-- Description of the task --
Restate the full set of records exactly, without adding or dropping a word.

-- A block of data --
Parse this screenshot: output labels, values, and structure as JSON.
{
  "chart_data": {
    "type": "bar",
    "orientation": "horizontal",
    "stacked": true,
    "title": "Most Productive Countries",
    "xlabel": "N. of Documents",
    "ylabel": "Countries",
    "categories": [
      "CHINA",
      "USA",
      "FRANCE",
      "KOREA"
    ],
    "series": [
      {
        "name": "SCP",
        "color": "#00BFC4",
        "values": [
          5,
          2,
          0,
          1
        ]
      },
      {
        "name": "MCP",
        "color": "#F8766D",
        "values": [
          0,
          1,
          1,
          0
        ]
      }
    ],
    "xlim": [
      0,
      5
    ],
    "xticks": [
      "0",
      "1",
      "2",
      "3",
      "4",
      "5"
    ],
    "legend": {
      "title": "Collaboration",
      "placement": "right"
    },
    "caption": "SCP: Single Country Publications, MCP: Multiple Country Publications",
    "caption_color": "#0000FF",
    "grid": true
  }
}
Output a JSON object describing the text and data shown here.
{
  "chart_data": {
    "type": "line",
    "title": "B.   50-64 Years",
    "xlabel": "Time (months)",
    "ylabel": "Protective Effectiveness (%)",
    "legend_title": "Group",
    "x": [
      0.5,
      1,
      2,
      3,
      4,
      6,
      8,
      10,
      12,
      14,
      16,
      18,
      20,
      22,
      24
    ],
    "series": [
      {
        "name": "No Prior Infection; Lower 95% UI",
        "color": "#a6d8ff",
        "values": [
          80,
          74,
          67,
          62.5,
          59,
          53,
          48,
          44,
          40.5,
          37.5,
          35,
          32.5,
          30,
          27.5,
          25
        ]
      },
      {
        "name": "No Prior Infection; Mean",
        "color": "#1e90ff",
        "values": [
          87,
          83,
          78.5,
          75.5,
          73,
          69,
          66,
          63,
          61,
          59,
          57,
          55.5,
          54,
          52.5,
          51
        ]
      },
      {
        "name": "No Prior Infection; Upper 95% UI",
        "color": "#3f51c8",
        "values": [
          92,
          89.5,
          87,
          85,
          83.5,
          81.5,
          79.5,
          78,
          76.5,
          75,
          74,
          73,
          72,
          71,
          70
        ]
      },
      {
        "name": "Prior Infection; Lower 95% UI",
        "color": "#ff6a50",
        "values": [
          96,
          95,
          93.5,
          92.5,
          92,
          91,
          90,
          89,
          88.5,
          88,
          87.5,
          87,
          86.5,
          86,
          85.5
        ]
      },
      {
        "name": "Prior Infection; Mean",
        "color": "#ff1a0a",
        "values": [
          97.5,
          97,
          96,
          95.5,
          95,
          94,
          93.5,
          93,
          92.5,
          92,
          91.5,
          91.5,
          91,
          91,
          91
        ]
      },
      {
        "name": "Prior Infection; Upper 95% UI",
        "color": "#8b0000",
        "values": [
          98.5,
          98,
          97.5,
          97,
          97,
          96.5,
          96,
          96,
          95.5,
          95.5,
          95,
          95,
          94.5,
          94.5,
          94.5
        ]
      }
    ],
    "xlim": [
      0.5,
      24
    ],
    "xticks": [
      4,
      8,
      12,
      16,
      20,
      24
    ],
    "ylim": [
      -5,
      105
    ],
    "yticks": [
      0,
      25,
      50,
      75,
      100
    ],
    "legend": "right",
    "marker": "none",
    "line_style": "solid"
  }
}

-- Solution for this exercise --
Parse this screenshot: output labels, values, and structure as JSON.
{
  "chart_data": {
    "type": "bar",
    "orientation": "horizontal",
    "stacked": true,
    "title": "Most Productive Countries",
    "xlabel": "N. of Documents",
    "ylabel": "Countries",
    "categories": [
      "CHINA",
      "USA",
      "FRANCE",
      "KOREA"
    ],
    "series": [
      {
        "name": "SCP",
        "color": "#00BFC4",
        "values": [
          5,
          2,
          0,
          1
        ]
      },
      {
        "name": "MCP",
        "color": "#F8766D",
        "values": [
          0,
          1,
          1,
          0
        ]
      }
    ],
    "xlim": [
      0,
      5
    ],
    "xticks": [
      "0",
      "1",
      "2",
      "3",
      "4",
      "5"
    ],
    "legend": {
      "title": "Collaboration",
      "placement": "right"
    },
    "caption": "SCP: Single Country Publications, MCP: Multiple Country Publications",
    "caption_color": "#0000FF",
    "grid": true
  }
}
Output a JSON object describing the text and data shown here.
{
  "chart_data": {
    "type": "line",
    "title": "B.   50-64 Years",
    "xlabel": "Time (months)",
    "ylabel": "Protective Effectiveness (%)",
    "legend_title": "Group",
    "x": [
      0.5,
      1,
      2,
      3,
      4,
      6,
      8,
      10,
      12,
      14,
      16,
      18,
      20,
      22,
      24
    ],
    "series": [
      {
        "name": "No Prior Infection; Lower 95% UI",
        "color": "#a6d8ff",
        "values": [
          80,
          74,
          67,
          62.5,
          59,
          53,
          48,
          44,
          40.5,
          37.5,
          35,
          32.5,
          30,
          27.5,
          25
        ]
      },
      {
        "name": "No Prior Infection; Mean",
        "color": "#1e90ff",
        "values": [
          87,
          83,
          78.5,
          75.5,
          73,
          69,
          66,
          63,
          61,
          59,
          57,
          55.5,
          54,
          52.5,
          51
        ]
      },
      {
        "name": "No Prior Infection; Upper 95% UI",
        "color": "#3f51c8",
        "values": [
          92,
          89.5,
          87,
          85,
          83.5,
          81.5,
          79.5,
          78,
          76.5,
          75,
          74,
          73,
          72,
          71,
          70
        ]
      },
      {
        "name": "Prior Infection; Lower 95% UI",
        "color": "#ff6a50",
        "values": [
          96,
          95,
          93.5,
          92.5,
          92,
          91,
          90,
          89,
          88.5,
          88,
          87.5,
          87,
          86.5,
          86,
          85.5
        ]
      },
      {
        "name": "Prior Infection; Mean",
        "color": "#ff1a0a",
        "values": [
          97.5,
          97,
          96,
          95.5,
          95,
          94,
          93.5,
          93,
          92.5,
          92,
          91.5,
          91.5,
          91,
          91,
          91
        ]
      },
      {
        "name": "Prior Infection; Upper 95% UI",
        "color": "#8b0000",
        "values": [
          98.5,
          98,
          97.5,
          97,
          97,
          96.5,
          96,
          96,
          95.5,
          95.5,
          95,
          95,
          94.5,
          94.5,
          94.5
        ]
      }
    ],
    "xlim": [
      0.5,
      24
    ],
    "xticks": [
      4,
      8,
      12,
      16,
      20,
      24
    ],
    "ylim": [
      -5,
      105
    ],
    "yticks": [
      0,
      25,
      50,
      75,
      100
    ],
    "legend": "right",
    "marker": "none",
    "line_style": "solid"
  }
}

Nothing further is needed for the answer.